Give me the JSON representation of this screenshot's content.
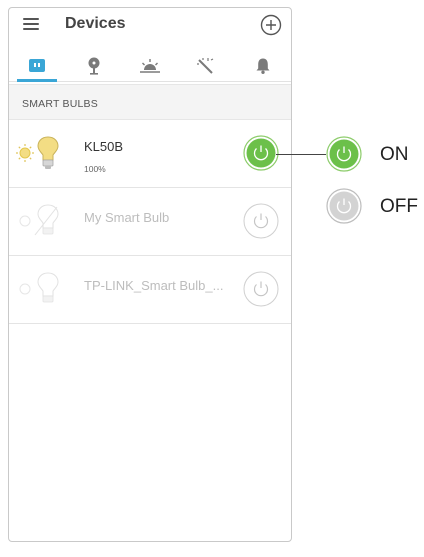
{
  "header": {
    "title": "Devices"
  },
  "section": {
    "label": "SMART BULBS"
  },
  "devices": [
    {
      "name": "KL50B",
      "brightness": "100%",
      "state": "on"
    },
    {
      "name": "My Smart Bulb",
      "state": "offline"
    },
    {
      "name": "TP-LINK_Smart Bulb_...",
      "state": "offline"
    }
  ],
  "legend": {
    "on_label": "ON",
    "off_label": "OFF"
  },
  "colors": {
    "on_green": "#6cc04a",
    "accent": "#3aa6d6",
    "bulb_yellow": "#f3dd84"
  },
  "icons": {
    "tabs": [
      "plug-icon",
      "lamp-icon",
      "sunrise-icon",
      "magic-wand-icon",
      "bell-icon"
    ]
  }
}
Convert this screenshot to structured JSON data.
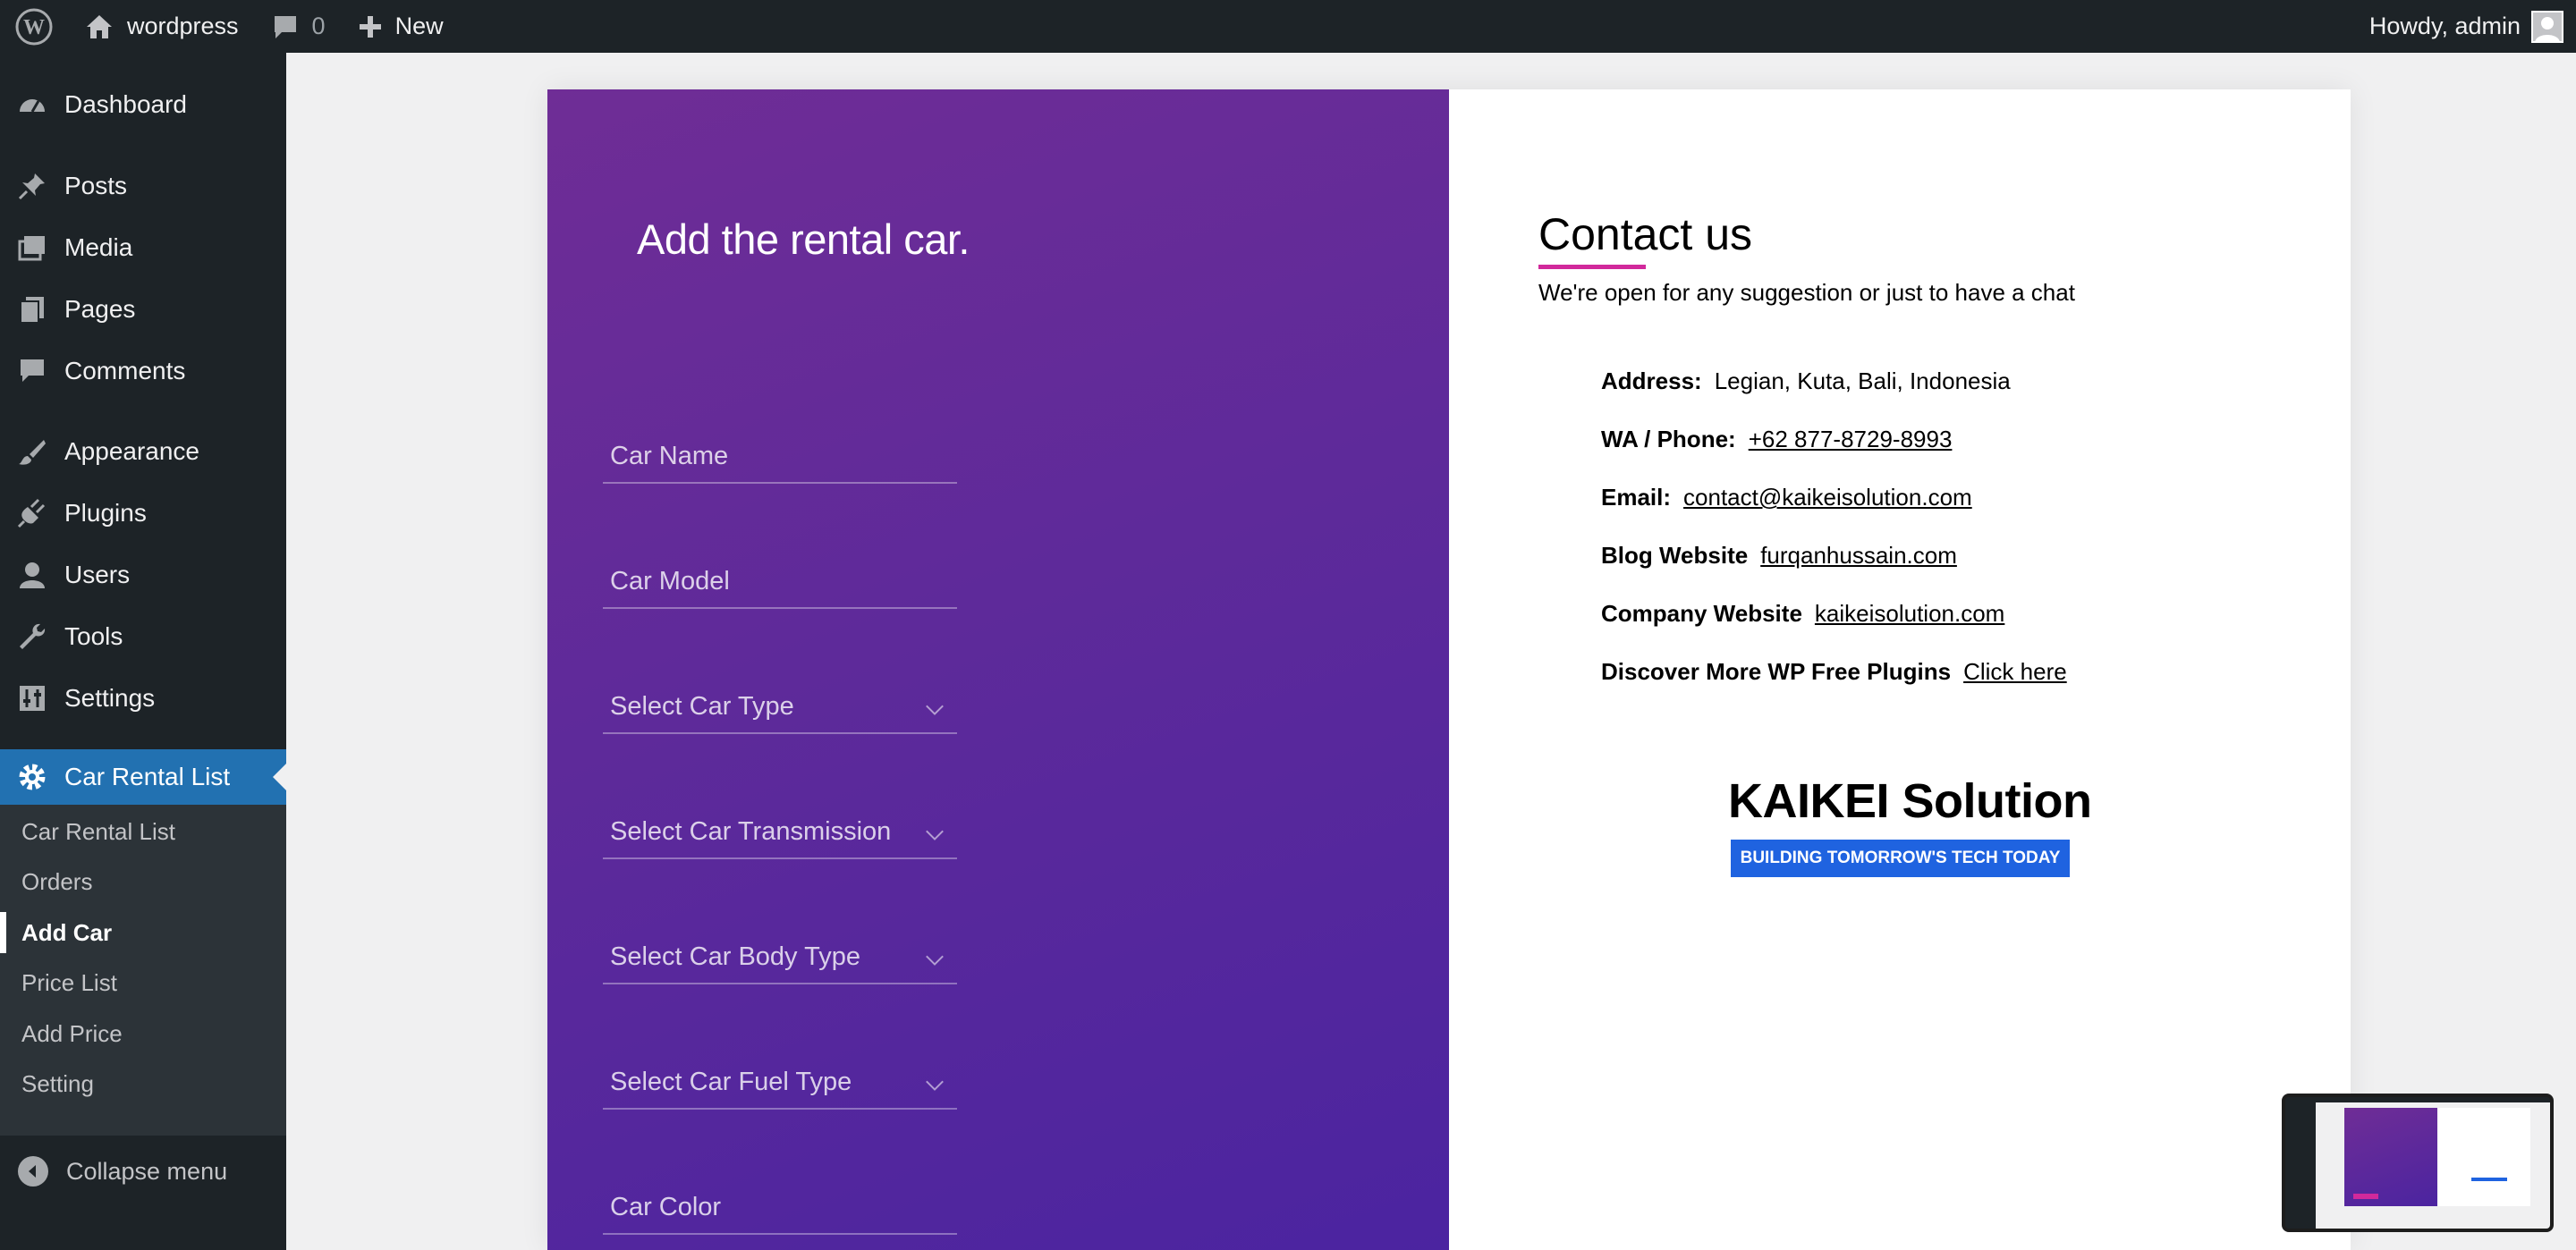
{
  "adminbar": {
    "site_name": "wordpress",
    "comments_count": "0",
    "new_label": "New",
    "howdy": "Howdy, admin"
  },
  "sidebar": {
    "items": [
      {
        "label": "Dashboard",
        "icon": "dashboard-icon"
      },
      {
        "label": "Posts",
        "icon": "pin-icon"
      },
      {
        "label": "Media",
        "icon": "media-icon"
      },
      {
        "label": "Pages",
        "icon": "pages-icon"
      },
      {
        "label": "Comments",
        "icon": "comment-icon"
      },
      {
        "label": "Appearance",
        "icon": "brush-icon"
      },
      {
        "label": "Plugins",
        "icon": "plug-icon"
      },
      {
        "label": "Users",
        "icon": "user-icon"
      },
      {
        "label": "Tools",
        "icon": "wrench-icon"
      },
      {
        "label": "Settings",
        "icon": "sliders-icon"
      },
      {
        "label": "Car Rental List",
        "icon": "gear-icon"
      }
    ],
    "submenu": [
      "Car Rental List",
      "Orders",
      "Add Car",
      "Price List",
      "Add Price",
      "Setting"
    ],
    "active_submenu": "Add Car",
    "collapse_label": "Collapse menu",
    "accent_color": "#2271b1"
  },
  "form": {
    "title": "Add the rental car.",
    "fields": [
      {
        "placeholder": "Car Name",
        "type": "text"
      },
      {
        "placeholder": "Car Model",
        "type": "text"
      },
      {
        "placeholder": "Select Car Type",
        "type": "select"
      },
      {
        "placeholder": "Select Car Transmission",
        "type": "select"
      },
      {
        "placeholder": "Select Car Body Type",
        "type": "select"
      },
      {
        "placeholder": "Select Car Fuel Type",
        "type": "select"
      },
      {
        "placeholder": "Car Color",
        "type": "text"
      }
    ],
    "panel_color_start": "#6f2d96",
    "panel_color_end": "#4b24a0"
  },
  "contact": {
    "title": "Contact us",
    "subtitle": "We're open for any suggestion or just to have a chat",
    "rows": [
      {
        "key": "Address:",
        "value": "Legian, Kuta, Bali, Indonesia"
      },
      {
        "key": "WA / Phone:",
        "value": "+62 877-8729-8993"
      },
      {
        "key": "Email:",
        "value": "contact@kaikeisolution.com"
      },
      {
        "key": "Blog Website",
        "value": "furqanhussain.com"
      },
      {
        "key": "Company Website",
        "value": "kaikeisolution.com"
      },
      {
        "key": "Discover More WP Free Plugins",
        "value": "Click here"
      }
    ],
    "brand_name": "KAIKEI Solution",
    "brand_tagline": "BUILDING TOMORROW'S TECH TODAY",
    "accent_color": "#d1299b",
    "tag_color": "#1f63e0"
  }
}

_AIM OF THE TASK:_ Exclude the images, then output the data above word for word.

_ANSWER TO THE EXERCISE:_
Give me the JSON representation of this screenshot's content.
{
  "header": {
    "title": "Devices"
  },
  "section": {
    "label": "SMART BULBS"
  },
  "devices": [
    {
      "name": "KL50B",
      "brightness": "100%",
      "state": "on"
    },
    {
      "name": "My Smart Bulb",
      "state": "offline"
    },
    {
      "name": "TP-LINK_Smart Bulb_...",
      "state": "offline"
    }
  ],
  "legend": {
    "on_label": "ON",
    "off_label": "OFF"
  },
  "colors": {
    "on_green": "#6cc04a",
    "accent": "#3aa6d6",
    "bulb_yellow": "#f3dd84"
  },
  "icons": {
    "tabs": [
      "plug-icon",
      "lamp-icon",
      "sunrise-icon",
      "magic-wand-icon",
      "bell-icon"
    ]
  }
}
Convert this screenshot to structured JSON data.
{
  "adminbar": {
    "site_name": "wordpress",
    "comments_count": "0",
    "new_label": "New",
    "howdy": "Howdy, admin"
  },
  "sidebar": {
    "items": [
      {
        "label": "Dashboard",
        "icon": "dashboard-icon"
      },
      {
        "label": "Posts",
        "icon": "pin-icon"
      },
      {
        "label": "Media",
        "icon": "media-icon"
      },
      {
        "label": "Pages",
        "icon": "pages-icon"
      },
      {
        "label": "Comments",
        "icon": "comment-icon"
      },
      {
        "label": "Appearance",
        "icon": "brush-icon"
      },
      {
        "label": "Plugins",
        "icon": "plug-icon"
      },
      {
        "label": "Users",
        "icon": "user-icon"
      },
      {
        "label": "Tools",
        "icon": "wrench-icon"
      },
      {
        "label": "Settings",
        "icon": "sliders-icon"
      },
      {
        "label": "Car Rental List",
        "icon": "gear-icon"
      }
    ],
    "submenu": [
      "Car Rental List",
      "Orders",
      "Add Car",
      "Price List",
      "Add Price",
      "Setting"
    ],
    "active_submenu": "Add Car",
    "collapse_label": "Collapse menu",
    "accent_color": "#2271b1"
  },
  "form": {
    "title": "Add the rental car.",
    "fields": [
      {
        "placeholder": "Car Name",
        "type": "text"
      },
      {
        "placeholder": "Car Model",
        "type": "text"
      },
      {
        "placeholder": "Select Car Type",
        "type": "select"
      },
      {
        "placeholder": "Select Car Transmission",
        "type": "select"
      },
      {
        "placeholder": "Select Car Body Type",
        "type": "select"
      },
      {
        "placeholder": "Select Car Fuel Type",
        "type": "select"
      },
      {
        "placeholder": "Car Color",
        "type": "text"
      }
    ],
    "panel_color_start": "#6f2d96",
    "panel_color_end": "#4b24a0"
  },
  "contact": {
    "title": "Contact us",
    "subtitle": "We're open for any suggestion or just to have a chat",
    "rows": [
      {
        "key": "Address:",
        "value": "Legian, Kuta, Bali, Indonesia"
      },
      {
        "key": "WA / Phone:",
        "value": "+62 877-8729-8993"
      },
      {
        "key": "Email:",
        "value": "contact@kaikeisolution.com"
      },
      {
        "key": "Blog Website",
        "value": "furqanhussain.com"
      },
      {
        "key": "Company Website",
        "value": "kaikeisolution.com"
      },
      {
        "key": "Discover More WP Free Plugins",
        "value": "Click here"
      }
    ],
    "brand_name": "KAIKEI Solution",
    "brand_tagline": "BUILDING TOMORROW'S TECH TODAY",
    "accent_color": "#d1299b",
    "tag_color": "#1f63e0"
  }
}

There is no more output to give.